[Problem statement]
Can you reproduce the data beneath, keeping every line exact?

[Figure content listings]
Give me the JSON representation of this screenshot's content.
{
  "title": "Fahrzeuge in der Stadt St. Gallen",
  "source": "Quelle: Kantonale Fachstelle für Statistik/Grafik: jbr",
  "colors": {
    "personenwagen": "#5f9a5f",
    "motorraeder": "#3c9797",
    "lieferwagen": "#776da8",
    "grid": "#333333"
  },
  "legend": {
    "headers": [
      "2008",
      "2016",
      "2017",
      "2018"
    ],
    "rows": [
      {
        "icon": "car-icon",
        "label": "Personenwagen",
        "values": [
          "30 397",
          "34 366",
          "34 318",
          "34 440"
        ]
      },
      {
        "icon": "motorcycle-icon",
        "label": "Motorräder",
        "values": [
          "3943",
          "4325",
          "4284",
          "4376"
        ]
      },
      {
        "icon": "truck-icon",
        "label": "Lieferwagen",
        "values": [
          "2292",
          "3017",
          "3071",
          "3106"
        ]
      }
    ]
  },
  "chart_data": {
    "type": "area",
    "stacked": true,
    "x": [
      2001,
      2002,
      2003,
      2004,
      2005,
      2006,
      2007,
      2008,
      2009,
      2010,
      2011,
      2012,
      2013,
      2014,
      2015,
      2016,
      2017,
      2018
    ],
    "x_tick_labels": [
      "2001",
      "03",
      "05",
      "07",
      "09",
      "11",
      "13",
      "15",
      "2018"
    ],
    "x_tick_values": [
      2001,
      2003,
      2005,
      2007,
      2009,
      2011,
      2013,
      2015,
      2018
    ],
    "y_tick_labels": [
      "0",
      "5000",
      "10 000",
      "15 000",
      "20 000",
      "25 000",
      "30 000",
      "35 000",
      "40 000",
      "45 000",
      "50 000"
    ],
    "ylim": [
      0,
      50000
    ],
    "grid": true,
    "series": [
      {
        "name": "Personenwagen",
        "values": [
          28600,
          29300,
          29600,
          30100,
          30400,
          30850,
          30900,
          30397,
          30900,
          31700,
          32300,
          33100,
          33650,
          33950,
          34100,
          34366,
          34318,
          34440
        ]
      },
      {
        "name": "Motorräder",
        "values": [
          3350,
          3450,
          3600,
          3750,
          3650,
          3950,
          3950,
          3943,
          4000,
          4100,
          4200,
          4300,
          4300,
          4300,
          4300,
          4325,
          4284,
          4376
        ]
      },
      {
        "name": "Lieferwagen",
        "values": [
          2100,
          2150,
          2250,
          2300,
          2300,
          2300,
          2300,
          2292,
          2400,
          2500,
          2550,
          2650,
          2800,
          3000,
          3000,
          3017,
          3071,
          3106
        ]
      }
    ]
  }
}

[Complete response]
Give me the JSON representation of this screenshot's content.
{
  "title": "Fahrzeuge in der Stadt St. Gallen",
  "source": "Quelle: Kantonale Fachstelle für Statistik/Grafik: jbr",
  "colors": {
    "personenwagen": "#5f9a5f",
    "motorraeder": "#3c9797",
    "lieferwagen": "#776da8",
    "grid": "#333333"
  },
  "legend": {
    "headers": [
      "2008",
      "2016",
      "2017",
      "2018"
    ],
    "rows": [
      {
        "icon": "car-icon",
        "label": "Personenwagen",
        "values": [
          "30 397",
          "34 366",
          "34 318",
          "34 440"
        ]
      },
      {
        "icon": "motorcycle-icon",
        "label": "Motorräder",
        "values": [
          "3943",
          "4325",
          "4284",
          "4376"
        ]
      },
      {
        "icon": "truck-icon",
        "label": "Lieferwagen",
        "values": [
          "2292",
          "3017",
          "3071",
          "3106"
        ]
      }
    ]
  },
  "chart_data": {
    "type": "area",
    "stacked": true,
    "x": [
      2001,
      2002,
      2003,
      2004,
      2005,
      2006,
      2007,
      2008,
      2009,
      2010,
      2011,
      2012,
      2013,
      2014,
      2015,
      2016,
      2017,
      2018
    ],
    "x_tick_labels": [
      "2001",
      "03",
      "05",
      "07",
      "09",
      "11",
      "13",
      "15",
      "2018"
    ],
    "x_tick_values": [
      2001,
      2003,
      2005,
      2007,
      2009,
      2011,
      2013,
      2015,
      2018
    ],
    "y_tick_labels": [
      "0",
      "5000",
      "10 000",
      "15 000",
      "20 000",
      "25 000",
      "30 000",
      "35 000",
      "40 000",
      "45 000",
      "50 000"
    ],
    "ylim": [
      0,
      50000
    ],
    "grid": true,
    "series": [
      {
        "name": "Personenwagen",
        "values": [
          28600,
          29300,
          29600,
          30100,
          30400,
          30850,
          30900,
          30397,
          30900,
          31700,
          32300,
          33100,
          33650,
          33950,
          34100,
          34366,
          34318,
          34440
        ]
      },
      {
        "name": "Motorräder",
        "values": [
          3350,
          3450,
          3600,
          3750,
          3650,
          3950,
          3950,
          3943,
          4000,
          4100,
          4200,
          4300,
          4300,
          4300,
          4300,
          4325,
          4284,
          4376
        ]
      },
      {
        "name": "Lieferwagen",
        "values": [
          2100,
          2150,
          2250,
          2300,
          2300,
          2300,
          2300,
          2292,
          2400,
          2500,
          2550,
          2650,
          2800,
          3000,
          3000,
          3017,
          3071,
          3106
        ]
      }
    ]
  }
}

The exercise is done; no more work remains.